*Recorded data*:
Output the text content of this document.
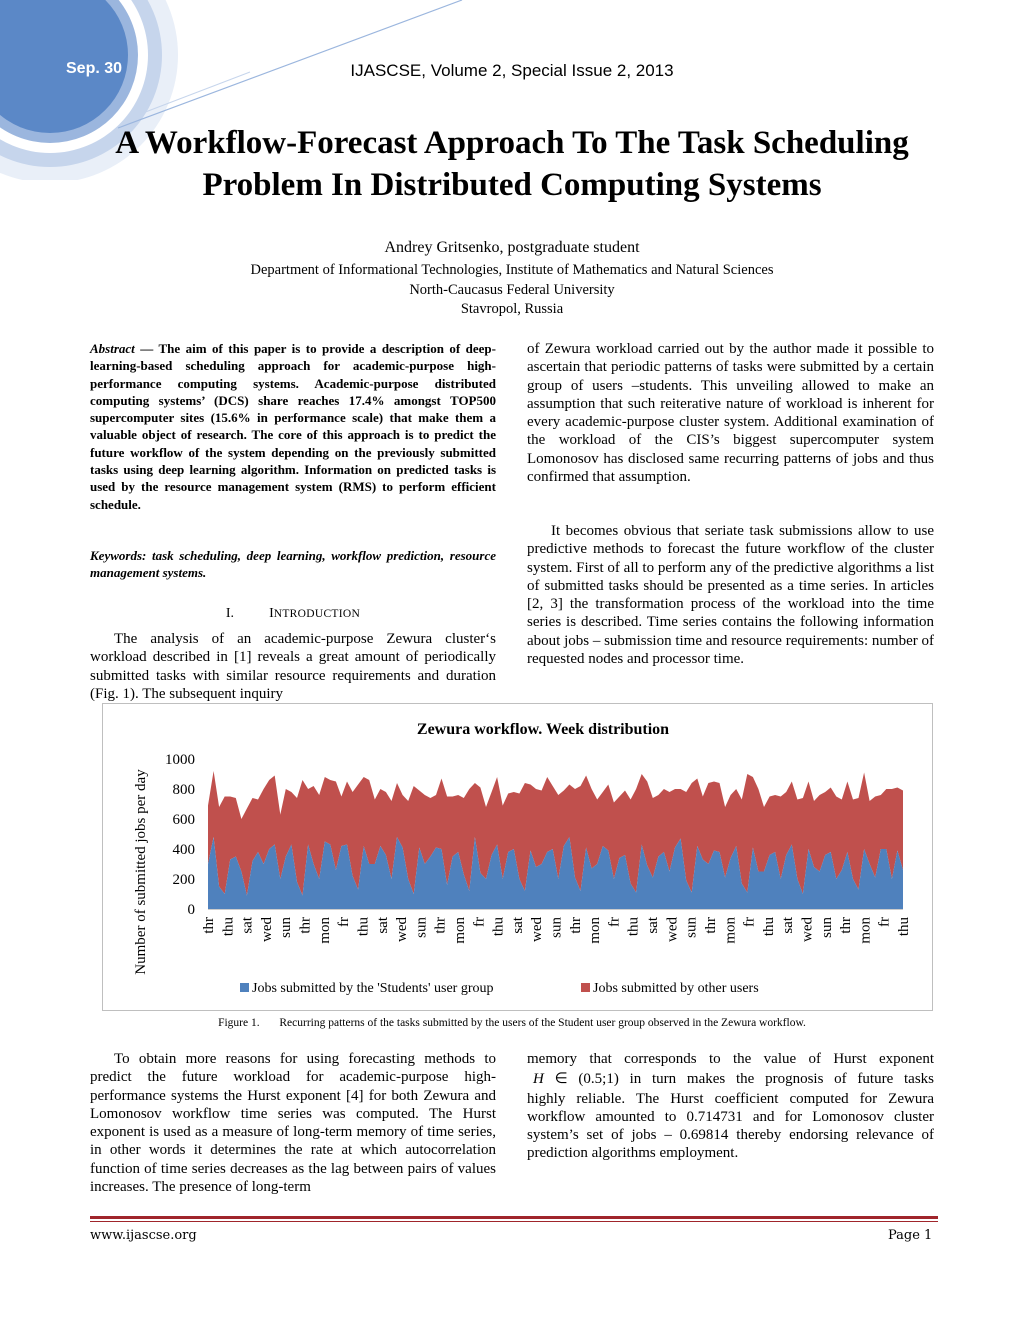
Sep. 30	IJASCSE, Volume 2, Special Issue 2, 2013
A Workflow-Forecast Approach To The Task Scheduling
Problem In Distributed Computing Systems
Andrey Gritsenko, postgraduate student
Department of Informational Technologies, Institute of Mathematics and Natural Sciences
North-Caucasus Federal University
Stavropol, Russia
Abstract — The aim of this paper is to provide a description of deep-learning-based scheduling approach for academic-purpose high-performance computing systems. Academic-purpose distributed computing systems’ (DCS) share reaches 17.4% amongst TOP500 supercomputer sites (15.6% in performance scale) that make them a valuable object of research. The core of this approach is to predict the future workflow of the system depending on the previously submitted tasks using deep learning algorithm. Information on predicted tasks is used by the resource management system (RMS) to perform efficient schedule.
Keywords: task scheduling, deep learning, workflow prediction, resource management systems.
I.	INTRODUCTION

The analysis of an academic-purpose Zewura cluster‘s workload described in [1] reveals a great amount of periodically submitted tasks with similar resource requirements and duration (Fig. 1). The subsequent inquiry

of Zewura workload carried out by the author made it possible to ascertain that periodic patterns of tasks were submitted by a certain group of users –students. This unveiling allowed to make an assumption that such reiterative nature of workload is inherent for every academic-purpose cluster system. Additional examination of the workload of the CIS’s biggest supercomputer system Lomonosov has disclosed same recurring patterns of jobs and thus confirmed that assumption.

It becomes obvious that seriate task submissions allow to use predictive methods to forecast the future workflow of the cluster system. First of all to perform any of the predictive algorithms a list of submitted tasks should be presented as a time series. In articles [2, 3] the transformation process of the workload into the time series is described. Time series contains the following information about jobs – submission time and resource requirements: number of requested nodes and processor time.

Zewura workflow. Week distribution
Number of submitted jobs per day	0
200
400
600
800
1000
thr thu sat wed sun thr mon fr thu sat wed sun thr mon fr thu sat wed sun thr mon fr thu sat wed sun thr mon fr thu sat wed sun thr mon fr thu
Jobs submitted by the 'Students' user group	Jobs submitted by other users
Figure 1. Recurring patterns of the tasks submitted by the users of the Student user group observed in the Zewura workflow.

To obtain more reasons for using forecasting methods to predict the future workload for academic-purpose high-performance systems the Hurst exponent [4] for both Zewura and Lomonosov workflow time series was computed. The Hurst exponent is used as a measure of long-term memory of time series, in other words it determines the rate at which autocorrelation function of time series decreases as the lag between pairs of values increases. The presence of long-term

memory that corresponds to the value of Hurst exponent

H ∈ (0.5;1) in turn makes the prognosis of future tasks

highly reliable. The Hurst coefficient computed for Zewura workflow amounted to 0.714731 and for Lomonosov cluster system’s set of jobs – 0.69814 thereby endorsing relevance of prediction algorithms employment.

www.ijascse.org	Page 1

*Problem*:
Check each line of the entries for the string "prediction". Copy the lines that have it.

*The result*:
Keywords: task scheduling, deep learning, workflow prediction, resource management systems.
highly reliable. The Hurst coefficient computed for Zewura workflow amounted to 0.714731 and for Lomonosov cluster system’s set of jobs – 0.69814 thereby endorsing relevance of prediction algorithms employment.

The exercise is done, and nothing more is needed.